***** Data excerpts *****

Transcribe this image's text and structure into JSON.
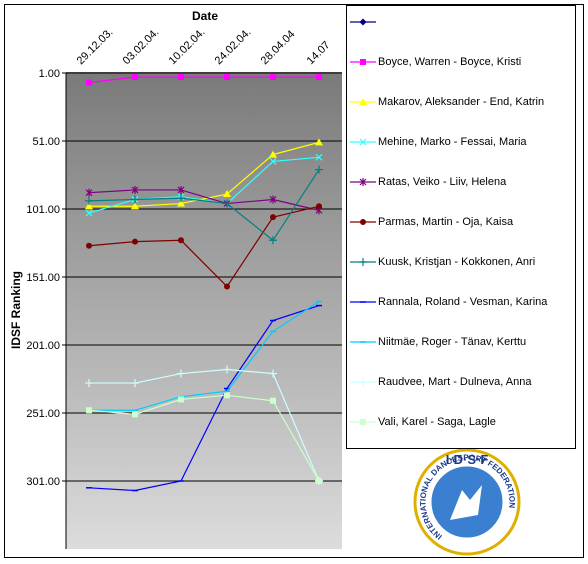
{
  "chart_data": {
    "type": "line",
    "xlabel": "Date",
    "ylabel": "IDSF Ranking",
    "categories": [
      "29.12.03.",
      "03.02.04.",
      "10.02.04.",
      "24.02.04.",
      "28.04.04",
      "14.07"
    ],
    "ylim": [
      1,
      351
    ],
    "y_reversed": true,
    "yticks": [
      {
        "value": 1,
        "label": "1.00"
      },
      {
        "value": 51,
        "label": "51.00"
      },
      {
        "value": 101,
        "label": "101.00"
      },
      {
        "value": 151,
        "label": "151.00"
      },
      {
        "value": 201,
        "label": "201.00"
      },
      {
        "value": 251,
        "label": "251.00"
      },
      {
        "value": 301,
        "label": "301.00"
      }
    ],
    "grid": true,
    "legend": "right",
    "series": [
      {
        "name": null,
        "color": "#000080",
        "marker": "diamond",
        "values": [
          null,
          null,
          null,
          null,
          null,
          null
        ]
      },
      {
        "name": "Boyce, Warren - Boyce, Kristi",
        "color": "#ff00ff",
        "marker": "square",
        "values": [
          8,
          4,
          4,
          4,
          4,
          4
        ]
      },
      {
        "name": "Makarov, Aleksander - End, Katrin",
        "color": "#ffff00",
        "marker": "triangle",
        "values": [
          99,
          99,
          97,
          90,
          61,
          52
        ]
      },
      {
        "name": "Mehine, Marko - Fessai, Maria",
        "color": "#33ffff",
        "marker": "x",
        "values": [
          104,
          94,
          92,
          97,
          66,
          63
        ]
      },
      {
        "name": "Ratas, Veiko - Liiv, Helena",
        "color": "#800080",
        "marker": "star",
        "values": [
          89,
          87,
          87,
          97,
          94,
          102
        ]
      },
      {
        "name": "Parmas, Martin - Oja, Kaisa",
        "color": "#800000",
        "marker": "circle",
        "values": [
          128,
          125,
          124,
          158,
          107,
          99
        ]
      },
      {
        "name": "Kuusk, Kristjan - Kokkonen, Anri",
        "color": "#008080",
        "marker": "plus",
        "values": [
          95,
          94,
          93,
          97,
          124,
          72
        ]
      },
      {
        "name": "Rannala, Roland - Vesman, Karina",
        "color": "#0000ff",
        "marker": "dash",
        "values": [
          306,
          308,
          301,
          233,
          183,
          172
        ]
      },
      {
        "name": "Niitmäe, Roger - Tänav, Kerttu",
        "color": "#00ccff",
        "marker": "dash",
        "values": [
          249,
          249,
          239,
          235,
          191,
          169
        ]
      },
      {
        "name": "Raudvee, Mart - Dulneva, Anna",
        "color": "#ccffff",
        "marker": "plus",
        "values": [
          229,
          229,
          222,
          219,
          222,
          301
        ]
      },
      {
        "name": "Vali, Karel - Saga, Lagle",
        "color": "#ccffcc",
        "marker": "square",
        "values": [
          249,
          252,
          241,
          238,
          242,
          301
        ]
      }
    ]
  },
  "logo": {
    "top": "I·D·S·F",
    "ring": "INTERNATIONAL DANCESPORT FEDERATION"
  }
}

*****

Given exercise: Identify the lines in the entries that hold "marker" and return each one.

Written reply:
        "marker": "diamond",
        "marker": "square",
        "marker": "triangle",
        "marker": "x",
        "marker": "star",
        "marker": "circle",
        "marker": "plus",
        "marker": "dash",
        "marker": "dash",
        "marker": "plus",
        "marker": "square",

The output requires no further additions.